:: Data for processing

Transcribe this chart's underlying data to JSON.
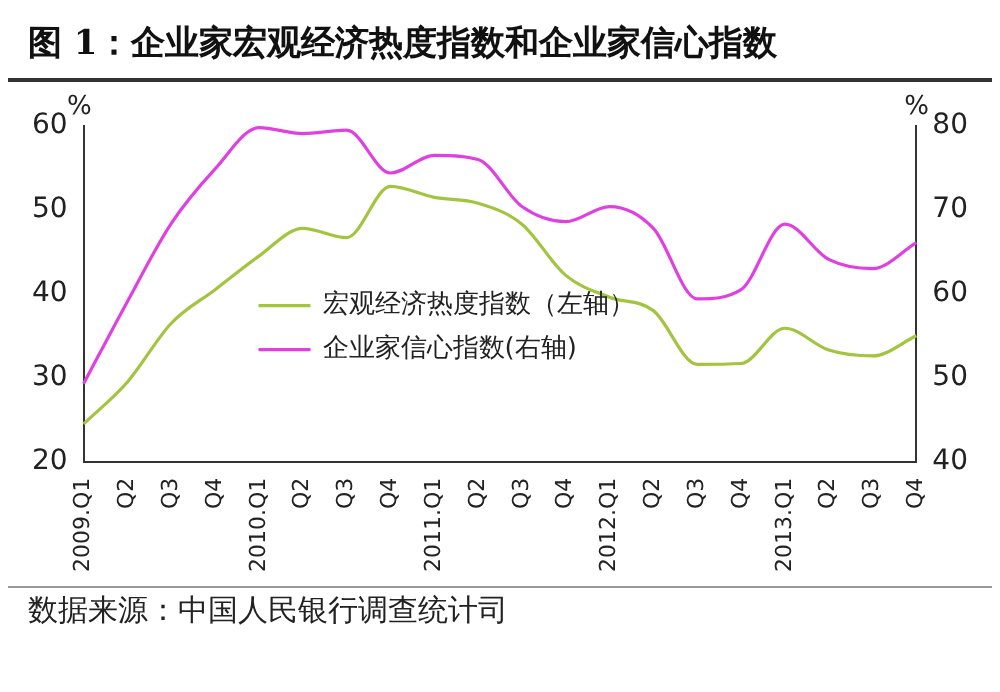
{
  "chart_data": {
    "type": "line",
    "title": "图 1：企业家宏观经济热度指数和企业家信心指数",
    "ylabel": "%",
    "y2label": "%",
    "categories": [
      "2009.Q1",
      "Q2",
      "Q3",
      "Q4",
      "2010.Q1",
      "Q2",
      "Q3",
      "Q4",
      "2011.Q1",
      "Q2",
      "Q3",
      "Q4",
      "2012.Q1",
      "Q2",
      "Q3",
      "Q4",
      "2013.Q1",
      "Q2",
      "Q3",
      "Q4"
    ],
    "series": [
      {
        "name": "宏观经济热度指数（左轴）",
        "color": "#a3c43f",
        "values": [
          24.5,
          29.5,
          36.5,
          40.5,
          44.5,
          47.8,
          46.7,
          52.8,
          51.5,
          50.8,
          48.3,
          42.2,
          39.6,
          38,
          31.6,
          31.7,
          35.9,
          33.3,
          32.6,
          35
        ]
      },
      {
        "name": "企业家信心指数(右轴)",
        "color": "#e040e0",
        "axis": "y2",
        "values": [
          49.3,
          59.1,
          68.4,
          74.9,
          79.8,
          79.1,
          79.5,
          74.4,
          76.5,
          76,
          70.4,
          68.6,
          70.4,
          67.8,
          59.4,
          60.5,
          68.3,
          64.1,
          63,
          66.1
        ]
      }
    ],
    "ylim": [
      20,
      60
    ],
    "yticks": [
      20,
      30,
      40,
      50,
      60
    ],
    "y2lim": [
      40,
      80
    ],
    "y2ticks": [
      40,
      50,
      60,
      70,
      80
    ],
    "grid": false,
    "legend": "bottom",
    "marker": "none",
    "line_style": "solid",
    "annotations": [
      "数据来源：中国人民银行调查统计司"
    ]
  }
}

::::

=== Problem requirements ===
Set down the records in full and exactly. Do not carry over any image.

=== Final result ===
Transcribe this chart's underlying data to JSON.
{
  "chart_data": {
    "type": "line",
    "title": "图 1：企业家宏观经济热度指数和企业家信心指数",
    "ylabel": "%",
    "y2label": "%",
    "categories": [
      "2009.Q1",
      "Q2",
      "Q3",
      "Q4",
      "2010.Q1",
      "Q2",
      "Q3",
      "Q4",
      "2011.Q1",
      "Q2",
      "Q3",
      "Q4",
      "2012.Q1",
      "Q2",
      "Q3",
      "Q4",
      "2013.Q1",
      "Q2",
      "Q3",
      "Q4"
    ],
    "series": [
      {
        "name": "宏观经济热度指数（左轴）",
        "color": "#a3c43f",
        "values": [
          24.5,
          29.5,
          36.5,
          40.5,
          44.5,
          47.8,
          46.7,
          52.8,
          51.5,
          50.8,
          48.3,
          42.2,
          39.6,
          38,
          31.6,
          31.7,
          35.9,
          33.3,
          32.6,
          35
        ]
      },
      {
        "name": "企业家信心指数(右轴)",
        "color": "#e040e0",
        "axis": "y2",
        "values": [
          49.3,
          59.1,
          68.4,
          74.9,
          79.8,
          79.1,
          79.5,
          74.4,
          76.5,
          76,
          70.4,
          68.6,
          70.4,
          67.8,
          59.4,
          60.5,
          68.3,
          64.1,
          63,
          66.1
        ]
      }
    ],
    "ylim": [
      20,
      60
    ],
    "yticks": [
      20,
      30,
      40,
      50,
      60
    ],
    "y2lim": [
      40,
      80
    ],
    "y2ticks": [
      40,
      50,
      60,
      70,
      80
    ],
    "grid": false,
    "legend": "bottom",
    "marker": "none",
    "line_style": "solid",
    "annotations": [
      "数据来源：中国人民银行调查统计司"
    ]
  }
}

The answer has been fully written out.